== Source passage ==

────

I hate to read the murderous leap stuff almost as much as I hate to write the other.
So it’s time for a change. I need a new perspective much like the one I implemented to help me pass 3 years of statistics.
I realised that there were problems in my statistics future because while I languished in the bookshop queue with new stats book in hand I instantly regressed to my 17 and a half year old self. As I flicked the text open to a random page I was instantly transported to one of the perfect rows of individual desk islands set up in readiness for my final mathematics exam. The desk islands' sea was an enormous hall where I had sat through many achingly boring assemblies and school plays. My eyes caressed the exact spot where I danced at the formal with my sweetheart.

────

== Dataset extract ==
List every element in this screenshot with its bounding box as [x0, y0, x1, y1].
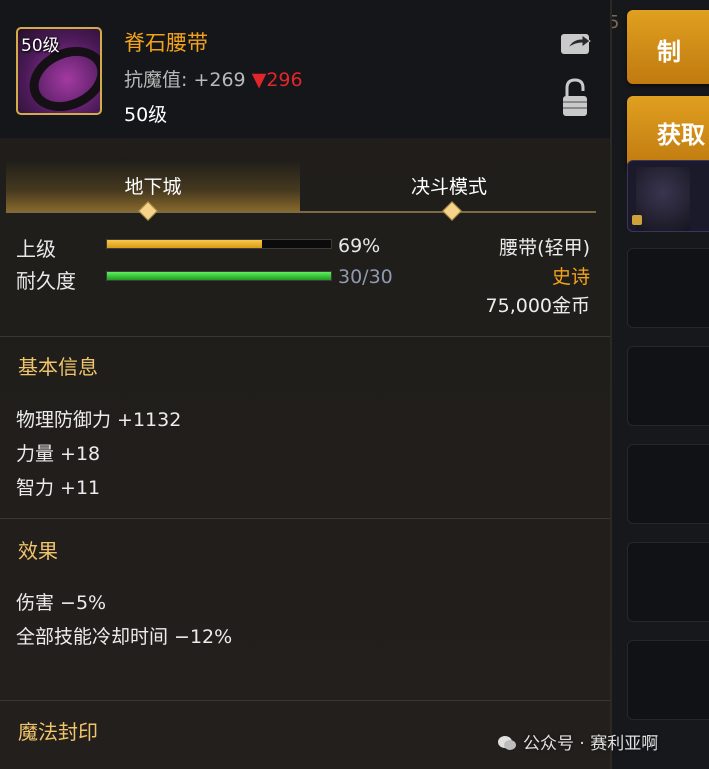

────

== Set task 1 ==
From the passage on statistics, reproduce word for word the part that opens with the words containing "So it’s time" and closes with "with my sweetheart.".
== Set task 2 ==
Answer these questions from the passage on statistics:
(a) How many years of statistics did the writer need to pass?
(b) Where was the writer waiting when the new stats book was flicked open?
(c) What had the writer sat through in the enormous hall?

== Exercise output 1 ==
So it’s time for a change. I need a new perspective much like the one I implemented to help me pass 3 years of statistics.
I realised that there were problems in my statistics future because while I languished in the bookshop queue with new stats book in hand I instantly regressed to my 17 and a half year old self. As I flicked the text open to a random page I was instantly transported to one of the perfect rows of individual desk islands set up in readiness for my final mathematics exam. The desk islands' sea was an enormous hall where I had sat through many achingly boring assemblies and school plays. My eyes caressed the exact spot where I danced at the formal with my sweetheart.

== Exercise output 2 ==
(a) 3 years
(b) In the bookshop queue
(c) Many achingly boring assemblies and school plays